> _Source records_

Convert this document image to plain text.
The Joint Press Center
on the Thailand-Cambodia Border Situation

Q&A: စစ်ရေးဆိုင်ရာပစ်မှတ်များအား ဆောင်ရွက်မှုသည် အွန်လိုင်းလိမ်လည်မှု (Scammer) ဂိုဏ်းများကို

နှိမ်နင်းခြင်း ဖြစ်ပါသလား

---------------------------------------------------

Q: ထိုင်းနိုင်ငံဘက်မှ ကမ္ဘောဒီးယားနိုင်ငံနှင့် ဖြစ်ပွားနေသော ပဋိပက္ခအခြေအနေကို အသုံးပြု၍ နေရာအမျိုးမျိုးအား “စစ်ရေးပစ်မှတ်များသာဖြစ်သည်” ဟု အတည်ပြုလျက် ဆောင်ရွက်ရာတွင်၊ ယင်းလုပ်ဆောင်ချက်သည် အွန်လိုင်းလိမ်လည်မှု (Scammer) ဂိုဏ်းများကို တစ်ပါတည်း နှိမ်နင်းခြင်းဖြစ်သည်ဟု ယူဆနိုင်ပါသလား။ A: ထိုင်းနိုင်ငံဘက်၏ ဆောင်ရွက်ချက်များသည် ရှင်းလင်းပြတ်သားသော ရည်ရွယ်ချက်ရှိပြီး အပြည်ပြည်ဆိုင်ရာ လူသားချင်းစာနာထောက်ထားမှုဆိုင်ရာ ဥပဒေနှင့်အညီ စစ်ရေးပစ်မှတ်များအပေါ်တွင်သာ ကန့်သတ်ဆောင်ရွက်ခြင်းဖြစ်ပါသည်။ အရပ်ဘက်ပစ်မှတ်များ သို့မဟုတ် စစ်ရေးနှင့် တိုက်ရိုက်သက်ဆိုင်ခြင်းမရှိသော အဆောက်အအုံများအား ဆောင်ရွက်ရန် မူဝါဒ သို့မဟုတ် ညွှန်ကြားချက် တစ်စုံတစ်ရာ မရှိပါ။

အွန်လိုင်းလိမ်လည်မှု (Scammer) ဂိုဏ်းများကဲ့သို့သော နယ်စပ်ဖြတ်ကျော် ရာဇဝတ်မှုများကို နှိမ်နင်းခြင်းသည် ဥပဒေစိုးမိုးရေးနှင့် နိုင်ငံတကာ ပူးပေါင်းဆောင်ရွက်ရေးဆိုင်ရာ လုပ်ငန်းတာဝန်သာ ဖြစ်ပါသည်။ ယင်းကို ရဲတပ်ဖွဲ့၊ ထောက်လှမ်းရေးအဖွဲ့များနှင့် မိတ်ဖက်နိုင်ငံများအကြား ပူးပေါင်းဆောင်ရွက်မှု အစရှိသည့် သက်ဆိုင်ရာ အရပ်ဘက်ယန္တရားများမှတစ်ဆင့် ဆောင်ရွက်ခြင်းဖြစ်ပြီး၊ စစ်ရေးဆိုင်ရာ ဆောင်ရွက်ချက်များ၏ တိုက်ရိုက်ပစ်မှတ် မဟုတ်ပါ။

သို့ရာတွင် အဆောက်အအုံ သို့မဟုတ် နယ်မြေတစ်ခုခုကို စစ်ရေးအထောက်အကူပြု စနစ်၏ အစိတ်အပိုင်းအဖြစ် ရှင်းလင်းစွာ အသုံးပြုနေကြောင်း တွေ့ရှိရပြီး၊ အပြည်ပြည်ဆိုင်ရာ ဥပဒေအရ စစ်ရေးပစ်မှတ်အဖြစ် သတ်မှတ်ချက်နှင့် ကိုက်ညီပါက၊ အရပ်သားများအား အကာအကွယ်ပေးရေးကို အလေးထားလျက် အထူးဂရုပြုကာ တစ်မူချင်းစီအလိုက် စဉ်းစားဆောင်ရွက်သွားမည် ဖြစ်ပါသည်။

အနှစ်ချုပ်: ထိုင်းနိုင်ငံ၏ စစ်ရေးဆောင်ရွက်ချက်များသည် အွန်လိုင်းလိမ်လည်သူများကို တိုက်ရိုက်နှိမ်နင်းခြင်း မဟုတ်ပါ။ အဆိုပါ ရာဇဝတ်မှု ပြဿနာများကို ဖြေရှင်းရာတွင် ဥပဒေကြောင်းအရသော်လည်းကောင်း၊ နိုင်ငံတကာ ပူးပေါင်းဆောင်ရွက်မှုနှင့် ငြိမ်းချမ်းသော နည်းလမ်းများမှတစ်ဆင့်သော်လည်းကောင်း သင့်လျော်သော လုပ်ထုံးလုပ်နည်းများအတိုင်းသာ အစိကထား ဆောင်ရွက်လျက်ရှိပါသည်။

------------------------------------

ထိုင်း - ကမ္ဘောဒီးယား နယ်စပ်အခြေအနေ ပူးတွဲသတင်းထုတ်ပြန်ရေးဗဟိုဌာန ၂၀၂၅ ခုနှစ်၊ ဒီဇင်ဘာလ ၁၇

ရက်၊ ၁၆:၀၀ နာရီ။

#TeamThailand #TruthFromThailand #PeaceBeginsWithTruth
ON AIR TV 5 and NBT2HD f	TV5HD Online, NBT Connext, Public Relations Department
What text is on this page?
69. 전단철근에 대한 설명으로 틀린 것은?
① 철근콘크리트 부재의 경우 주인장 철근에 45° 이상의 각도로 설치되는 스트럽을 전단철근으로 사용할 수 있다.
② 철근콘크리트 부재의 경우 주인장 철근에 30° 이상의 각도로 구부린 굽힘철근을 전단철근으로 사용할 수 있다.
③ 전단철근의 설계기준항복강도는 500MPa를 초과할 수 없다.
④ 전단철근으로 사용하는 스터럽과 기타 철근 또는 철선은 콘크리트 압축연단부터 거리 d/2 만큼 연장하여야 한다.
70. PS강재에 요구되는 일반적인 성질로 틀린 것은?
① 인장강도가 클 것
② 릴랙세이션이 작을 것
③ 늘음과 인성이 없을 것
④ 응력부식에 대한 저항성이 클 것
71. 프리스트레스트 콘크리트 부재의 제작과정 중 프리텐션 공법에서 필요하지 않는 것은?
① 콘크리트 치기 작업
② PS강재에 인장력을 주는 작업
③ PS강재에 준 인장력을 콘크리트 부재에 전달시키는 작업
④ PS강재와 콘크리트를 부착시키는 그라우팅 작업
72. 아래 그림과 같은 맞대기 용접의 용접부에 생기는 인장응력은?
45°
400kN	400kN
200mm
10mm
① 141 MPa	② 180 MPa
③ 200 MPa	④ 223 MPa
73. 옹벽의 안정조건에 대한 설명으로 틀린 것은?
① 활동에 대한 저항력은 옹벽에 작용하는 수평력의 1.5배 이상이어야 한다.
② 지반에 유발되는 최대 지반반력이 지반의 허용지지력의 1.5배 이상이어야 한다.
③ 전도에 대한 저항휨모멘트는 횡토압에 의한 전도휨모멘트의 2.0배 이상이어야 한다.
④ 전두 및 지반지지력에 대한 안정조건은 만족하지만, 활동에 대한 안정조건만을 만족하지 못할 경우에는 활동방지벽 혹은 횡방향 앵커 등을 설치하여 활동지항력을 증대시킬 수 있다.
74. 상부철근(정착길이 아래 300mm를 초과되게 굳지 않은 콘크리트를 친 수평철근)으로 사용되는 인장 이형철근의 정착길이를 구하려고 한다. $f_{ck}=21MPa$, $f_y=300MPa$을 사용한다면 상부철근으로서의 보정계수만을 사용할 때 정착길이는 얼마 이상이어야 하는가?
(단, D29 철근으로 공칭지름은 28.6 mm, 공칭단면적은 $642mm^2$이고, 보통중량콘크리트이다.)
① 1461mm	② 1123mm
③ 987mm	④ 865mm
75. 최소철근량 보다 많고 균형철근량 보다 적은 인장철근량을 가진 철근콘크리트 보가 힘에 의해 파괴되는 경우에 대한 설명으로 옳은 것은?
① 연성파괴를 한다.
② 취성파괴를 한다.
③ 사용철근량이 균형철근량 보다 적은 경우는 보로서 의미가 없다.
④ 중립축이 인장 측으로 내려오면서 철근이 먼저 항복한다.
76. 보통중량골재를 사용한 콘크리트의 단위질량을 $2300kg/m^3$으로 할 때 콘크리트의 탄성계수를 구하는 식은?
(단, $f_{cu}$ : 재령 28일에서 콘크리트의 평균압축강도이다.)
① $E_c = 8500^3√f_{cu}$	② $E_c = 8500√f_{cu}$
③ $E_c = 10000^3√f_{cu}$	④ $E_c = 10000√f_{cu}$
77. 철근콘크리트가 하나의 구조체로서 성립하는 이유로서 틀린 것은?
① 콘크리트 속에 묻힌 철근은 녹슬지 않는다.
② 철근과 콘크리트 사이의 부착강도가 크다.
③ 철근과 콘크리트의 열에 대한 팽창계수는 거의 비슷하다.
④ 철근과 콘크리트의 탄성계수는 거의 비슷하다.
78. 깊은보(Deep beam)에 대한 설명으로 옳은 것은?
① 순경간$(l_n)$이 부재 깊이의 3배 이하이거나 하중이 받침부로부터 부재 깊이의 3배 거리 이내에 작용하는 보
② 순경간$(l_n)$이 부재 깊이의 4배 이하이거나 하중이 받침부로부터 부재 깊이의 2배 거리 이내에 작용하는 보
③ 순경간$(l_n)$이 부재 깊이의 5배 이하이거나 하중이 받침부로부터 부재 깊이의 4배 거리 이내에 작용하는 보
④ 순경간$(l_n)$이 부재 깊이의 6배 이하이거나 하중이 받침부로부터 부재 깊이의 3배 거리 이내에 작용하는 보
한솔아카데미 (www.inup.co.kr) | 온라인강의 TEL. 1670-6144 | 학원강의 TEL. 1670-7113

> _Problem to work on_
In the listing, find each line with the string "받침부로부터" and copy it.

> _Reply to the task_
① 순경간$(l_n)$이 부재 깊이의 3배 이하이거나 하중이 받침부로부터 부재 깊이의 3배 거리 이내에 작용하는 보
② 순경간$(l_n)$이 부재 깊이의 4배 이하이거나 하중이 받침부로부터 부재 깊이의 2배 거리 이내에 작용하는 보
③ 순경간$(l_n)$이 부재 깊이의 5배 이하이거나 하중이 받침부로부터 부재 깊이의 4배 거리 이내에 작용하는 보
④ 순경간$(l_n)$이 부재 깊이의 6배 이하이거나 하중이 받침부로부터 부재 깊이의 3배 거리 이내에 작용하는 보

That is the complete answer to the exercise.